[Data excerpts]
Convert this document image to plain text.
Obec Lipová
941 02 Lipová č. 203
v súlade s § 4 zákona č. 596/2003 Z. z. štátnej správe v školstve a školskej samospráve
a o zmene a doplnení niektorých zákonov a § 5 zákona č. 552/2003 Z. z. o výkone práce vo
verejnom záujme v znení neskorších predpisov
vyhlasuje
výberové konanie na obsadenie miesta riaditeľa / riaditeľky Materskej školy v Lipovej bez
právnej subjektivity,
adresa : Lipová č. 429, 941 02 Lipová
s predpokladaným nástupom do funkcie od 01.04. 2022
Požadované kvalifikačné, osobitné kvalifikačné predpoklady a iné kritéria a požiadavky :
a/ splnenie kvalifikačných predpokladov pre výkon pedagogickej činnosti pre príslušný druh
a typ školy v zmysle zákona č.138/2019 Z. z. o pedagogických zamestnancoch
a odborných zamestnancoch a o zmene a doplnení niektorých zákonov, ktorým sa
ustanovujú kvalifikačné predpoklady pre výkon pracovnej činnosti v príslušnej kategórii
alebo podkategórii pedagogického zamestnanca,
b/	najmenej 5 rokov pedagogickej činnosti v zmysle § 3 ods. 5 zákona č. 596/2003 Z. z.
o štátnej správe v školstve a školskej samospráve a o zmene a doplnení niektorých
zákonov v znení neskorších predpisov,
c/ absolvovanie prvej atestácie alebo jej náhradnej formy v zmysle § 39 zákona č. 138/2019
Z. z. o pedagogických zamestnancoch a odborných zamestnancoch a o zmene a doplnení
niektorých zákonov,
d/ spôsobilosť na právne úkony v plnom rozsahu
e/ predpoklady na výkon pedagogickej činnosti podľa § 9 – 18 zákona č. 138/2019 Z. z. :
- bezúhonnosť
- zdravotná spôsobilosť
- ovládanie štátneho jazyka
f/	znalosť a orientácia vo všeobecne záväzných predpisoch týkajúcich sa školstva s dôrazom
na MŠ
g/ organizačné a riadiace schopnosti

__Problem to solve__:
Take the data above and return it exactly.

__Final answer__:
Convert this document image to plain text.
Obec Lipová
941 02 Lipová č. 203
v súlade s § 4 zákona č. 596/2003 Z. z. štátnej správe v školstve a školskej samospráve
a o zmene a doplnení niektorých zákonov a § 5 zákona č. 552/2003 Z. z. o výkone práce vo
verejnom záujme v znení neskorších predpisov
vyhlasuje
výberové konanie na obsadenie miesta riaditeľa / riaditeľky Materskej školy v Lipovej bez
právnej subjektivity,
adresa : Lipová č. 429, 941 02 Lipová
s predpokladaným nástupom do funkcie od 01.04. 2022
Požadované kvalifikačné, osobitné kvalifikačné predpoklady a iné kritéria a požiadavky :
a/ splnenie kvalifikačných predpokladov pre výkon pedagogickej činnosti pre príslušný druh
a typ školy v zmysle zákona č.138/2019 Z. z. o pedagogických zamestnancoch
a odborných zamestnancoch a o zmene a doplnení niektorých zákonov, ktorým sa
ustanovujú kvalifikačné predpoklady pre výkon pracovnej činnosti v príslušnej kategórii
alebo podkategórii pedagogického zamestnanca,
b/	najmenej 5 rokov pedagogickej činnosti v zmysle § 3 ods. 5 zákona č. 596/2003 Z. z.
o štátnej správe v školstve a školskej samospráve a o zmene a doplnení niektorých
zákonov v znení neskorších predpisov,
c/ absolvovanie prvej atestácie alebo jej náhradnej formy v zmysle § 39 zákona č. 138/2019
Z. z. o pedagogických zamestnancoch a odborných zamestnancoch a o zmene a doplnení
niektorých zákonov,
d/ spôsobilosť na právne úkony v plnom rozsahu
e/ predpoklady na výkon pedagogickej činnosti podľa § 9 – 18 zákona č. 138/2019 Z. z. :
- bezúhonnosť
- zdravotná spôsobilosť
- ovládanie štátneho jazyka
f/	znalosť a orientácia vo všeobecne záväzných predpisoch týkajúcich sa školstva s dôrazom
na MŠ
g/ organizačné a riadiace schopnosti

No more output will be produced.